> [Instruction]:
Reproduce the listing verbatim.

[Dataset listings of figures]
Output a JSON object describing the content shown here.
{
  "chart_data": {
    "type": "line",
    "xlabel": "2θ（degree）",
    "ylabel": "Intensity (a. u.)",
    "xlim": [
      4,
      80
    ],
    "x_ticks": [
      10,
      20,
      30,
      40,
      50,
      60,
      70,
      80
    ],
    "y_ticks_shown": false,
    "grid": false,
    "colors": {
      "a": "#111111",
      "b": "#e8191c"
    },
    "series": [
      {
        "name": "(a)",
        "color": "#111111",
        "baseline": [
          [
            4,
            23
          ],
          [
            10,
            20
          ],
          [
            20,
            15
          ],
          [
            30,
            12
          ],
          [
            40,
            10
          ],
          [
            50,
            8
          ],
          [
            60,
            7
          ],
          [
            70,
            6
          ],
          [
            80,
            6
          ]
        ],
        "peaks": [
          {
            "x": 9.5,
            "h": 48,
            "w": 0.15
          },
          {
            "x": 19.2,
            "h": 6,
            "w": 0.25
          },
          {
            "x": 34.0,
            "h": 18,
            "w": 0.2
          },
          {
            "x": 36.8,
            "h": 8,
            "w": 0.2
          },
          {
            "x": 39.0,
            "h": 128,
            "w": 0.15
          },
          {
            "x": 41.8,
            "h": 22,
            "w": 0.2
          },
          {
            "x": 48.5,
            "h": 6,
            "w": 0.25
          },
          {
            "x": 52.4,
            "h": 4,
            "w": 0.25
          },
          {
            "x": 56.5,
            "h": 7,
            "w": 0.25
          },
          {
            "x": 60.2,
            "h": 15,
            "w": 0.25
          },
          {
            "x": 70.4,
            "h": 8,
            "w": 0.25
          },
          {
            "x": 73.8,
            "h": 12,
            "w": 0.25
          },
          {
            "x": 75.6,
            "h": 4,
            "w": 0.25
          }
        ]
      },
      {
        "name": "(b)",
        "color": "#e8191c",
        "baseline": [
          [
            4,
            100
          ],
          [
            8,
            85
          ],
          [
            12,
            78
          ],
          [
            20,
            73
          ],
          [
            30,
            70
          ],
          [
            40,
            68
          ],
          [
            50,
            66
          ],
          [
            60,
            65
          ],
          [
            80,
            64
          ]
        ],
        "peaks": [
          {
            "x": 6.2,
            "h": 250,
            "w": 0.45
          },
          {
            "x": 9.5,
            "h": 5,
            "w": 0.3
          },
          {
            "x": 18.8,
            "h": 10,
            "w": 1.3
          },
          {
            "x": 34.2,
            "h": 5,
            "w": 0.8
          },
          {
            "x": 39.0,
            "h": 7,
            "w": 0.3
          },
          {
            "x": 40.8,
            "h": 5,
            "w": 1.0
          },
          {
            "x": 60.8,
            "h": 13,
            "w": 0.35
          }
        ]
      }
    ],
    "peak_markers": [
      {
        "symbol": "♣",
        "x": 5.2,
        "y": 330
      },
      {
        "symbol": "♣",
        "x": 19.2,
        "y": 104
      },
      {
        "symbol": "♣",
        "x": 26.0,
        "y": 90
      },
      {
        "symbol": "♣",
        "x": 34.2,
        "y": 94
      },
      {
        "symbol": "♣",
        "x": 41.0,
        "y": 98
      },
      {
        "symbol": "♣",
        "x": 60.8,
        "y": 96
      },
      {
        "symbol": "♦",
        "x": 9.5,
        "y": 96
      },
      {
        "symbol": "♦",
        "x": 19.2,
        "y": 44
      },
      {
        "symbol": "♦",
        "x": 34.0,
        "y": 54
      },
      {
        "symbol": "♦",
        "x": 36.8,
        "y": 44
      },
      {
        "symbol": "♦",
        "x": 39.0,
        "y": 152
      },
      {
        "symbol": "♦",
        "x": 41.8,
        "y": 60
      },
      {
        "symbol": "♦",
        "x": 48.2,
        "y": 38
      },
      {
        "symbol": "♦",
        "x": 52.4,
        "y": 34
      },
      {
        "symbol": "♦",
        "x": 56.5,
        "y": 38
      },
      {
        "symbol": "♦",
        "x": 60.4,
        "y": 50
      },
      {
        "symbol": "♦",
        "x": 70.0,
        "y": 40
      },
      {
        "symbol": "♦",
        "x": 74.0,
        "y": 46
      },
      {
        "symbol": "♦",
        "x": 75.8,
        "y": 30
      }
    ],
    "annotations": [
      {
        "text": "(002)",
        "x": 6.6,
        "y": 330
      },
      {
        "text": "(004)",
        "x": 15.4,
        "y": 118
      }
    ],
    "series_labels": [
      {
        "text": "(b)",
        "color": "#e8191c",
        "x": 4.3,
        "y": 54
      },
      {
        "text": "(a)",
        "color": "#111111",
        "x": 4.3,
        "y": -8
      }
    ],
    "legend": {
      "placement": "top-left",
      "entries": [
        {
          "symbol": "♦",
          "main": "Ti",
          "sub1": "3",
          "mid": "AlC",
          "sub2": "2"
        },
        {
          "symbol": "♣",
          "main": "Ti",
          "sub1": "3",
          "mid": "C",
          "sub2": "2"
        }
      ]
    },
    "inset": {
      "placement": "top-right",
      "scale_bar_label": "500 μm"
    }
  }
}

> [Exercise response]:
Output a JSON object describing the content shown here.
{
  "chart_data": {
    "type": "line",
    "xlabel": "2θ（degree）",
    "ylabel": "Intensity (a. u.)",
    "xlim": [
      4,
      80
    ],
    "x_ticks": [
      10,
      20,
      30,
      40,
      50,
      60,
      70,
      80
    ],
    "y_ticks_shown": false,
    "grid": false,
    "colors": {
      "a": "#111111",
      "b": "#e8191c"
    },
    "series": [
      {
        "name": "(a)",
        "color": "#111111",
        "baseline": [
          [
            4,
            23
          ],
          [
            10,
            20
          ],
          [
            20,
            15
          ],
          [
            30,
            12
          ],
          [
            40,
            10
          ],
          [
            50,
            8
          ],
          [
            60,
            7
          ],
          [
            70,
            6
          ],
          [
            80,
            6
          ]
        ],
        "peaks": [
          {
            "x": 9.5,
            "h": 48,
            "w": 0.15
          },
          {
            "x": 19.2,
            "h": 6,
            "w": 0.25
          },
          {
            "x": 34.0,
            "h": 18,
            "w": 0.2
          },
          {
            "x": 36.8,
            "h": 8,
            "w": 0.2
          },
          {
            "x": 39.0,
            "h": 128,
            "w": 0.15
          },
          {
            "x": 41.8,
            "h": 22,
            "w": 0.2
          },
          {
            "x": 48.5,
            "h": 6,
            "w": 0.25
          },
          {
            "x": 52.4,
            "h": 4,
            "w": 0.25
          },
          {
            "x": 56.5,
            "h": 7,
            "w": 0.25
          },
          {
            "x": 60.2,
            "h": 15,
            "w": 0.25
          },
          {
            "x": 70.4,
            "h": 8,
            "w": 0.25
          },
          {
            "x": 73.8,
            "h": 12,
            "w": 0.25
          },
          {
            "x": 75.6,
            "h": 4,
            "w": 0.25
          }
        ]
      },
      {
        "name": "(b)",
        "color": "#e8191c",
        "baseline": [
          [
            4,
            100
          ],
          [
            8,
            85
          ],
          [
            12,
            78
          ],
          [
            20,
            73
          ],
          [
            30,
            70
          ],
          [
            40,
            68
          ],
          [
            50,
            66
          ],
          [
            60,
            65
          ],
          [
            80,
            64
          ]
        ],
        "peaks": [
          {
            "x": 6.2,
            "h": 250,
            "w": 0.45
          },
          {
            "x": 9.5,
            "h": 5,
            "w": 0.3
          },
          {
            "x": 18.8,
            "h": 10,
            "w": 1.3
          },
          {
            "x": 34.2,
            "h": 5,
            "w": 0.8
          },
          {
            "x": 39.0,
            "h": 7,
            "w": 0.3
          },
          {
            "x": 40.8,
            "h": 5,
            "w": 1.0
          },
          {
            "x": 60.8,
            "h": 13,
            "w": 0.35
          }
        ]
      }
    ],
    "peak_markers": [
      {
        "symbol": "♣",
        "x": 5.2,
        "y": 330
      },
      {
        "symbol": "♣",
        "x": 19.2,
        "y": 104
      },
      {
        "symbol": "♣",
        "x": 26.0,
        "y": 90
      },
      {
        "symbol": "♣",
        "x": 34.2,
        "y": 94
      },
      {
        "symbol": "♣",
        "x": 41.0,
        "y": 98
      },
      {
        "symbol": "♣",
        "x": 60.8,
        "y": 96
      },
      {
        "symbol": "♦",
        "x": 9.5,
        "y": 96
      },
      {
        "symbol": "♦",
        "x": 19.2,
        "y": 44
      },
      {
        "symbol": "♦",
        "x": 34.0,
        "y": 54
      },
      {
        "symbol": "♦",
        "x": 36.8,
        "y": 44
      },
      {
        "symbol": "♦",
        "x": 39.0,
        "y": 152
      },
      {
        "symbol": "♦",
        "x": 41.8,
        "y": 60
      },
      {
        "symbol": "♦",
        "x": 48.2,
        "y": 38
      },
      {
        "symbol": "♦",
        "x": 52.4,
        "y": 34
      },
      {
        "symbol": "♦",
        "x": 56.5,
        "y": 38
      },
      {
        "symbol": "♦",
        "x": 60.4,
        "y": 50
      },
      {
        "symbol": "♦",
        "x": 70.0,
        "y": 40
      },
      {
        "symbol": "♦",
        "x": 74.0,
        "y": 46
      },
      {
        "symbol": "♦",
        "x": 75.8,
        "y": 30
      }
    ],
    "annotations": [
      {
        "text": "(002)",
        "x": 6.6,
        "y": 330
      },
      {
        "text": "(004)",
        "x": 15.4,
        "y": 118
      }
    ],
    "series_labels": [
      {
        "text": "(b)",
        "color": "#e8191c",
        "x": 4.3,
        "y": 54
      },
      {
        "text": "(a)",
        "color": "#111111",
        "x": 4.3,
        "y": -8
      }
    ],
    "legend": {
      "placement": "top-left",
      "entries": [
        {
          "symbol": "♦",
          "main": "Ti",
          "sub1": "3",
          "mid": "AlC",
          "sub2": "2"
        },
        {
          "symbol": "♣",
          "main": "Ti",
          "sub1": "3",
          "mid": "C",
          "sub2": "2"
        }
      ]
    },
    "inset": {
      "placement": "top-right",
      "scale_bar_label": "500 μm"
    }
  }
}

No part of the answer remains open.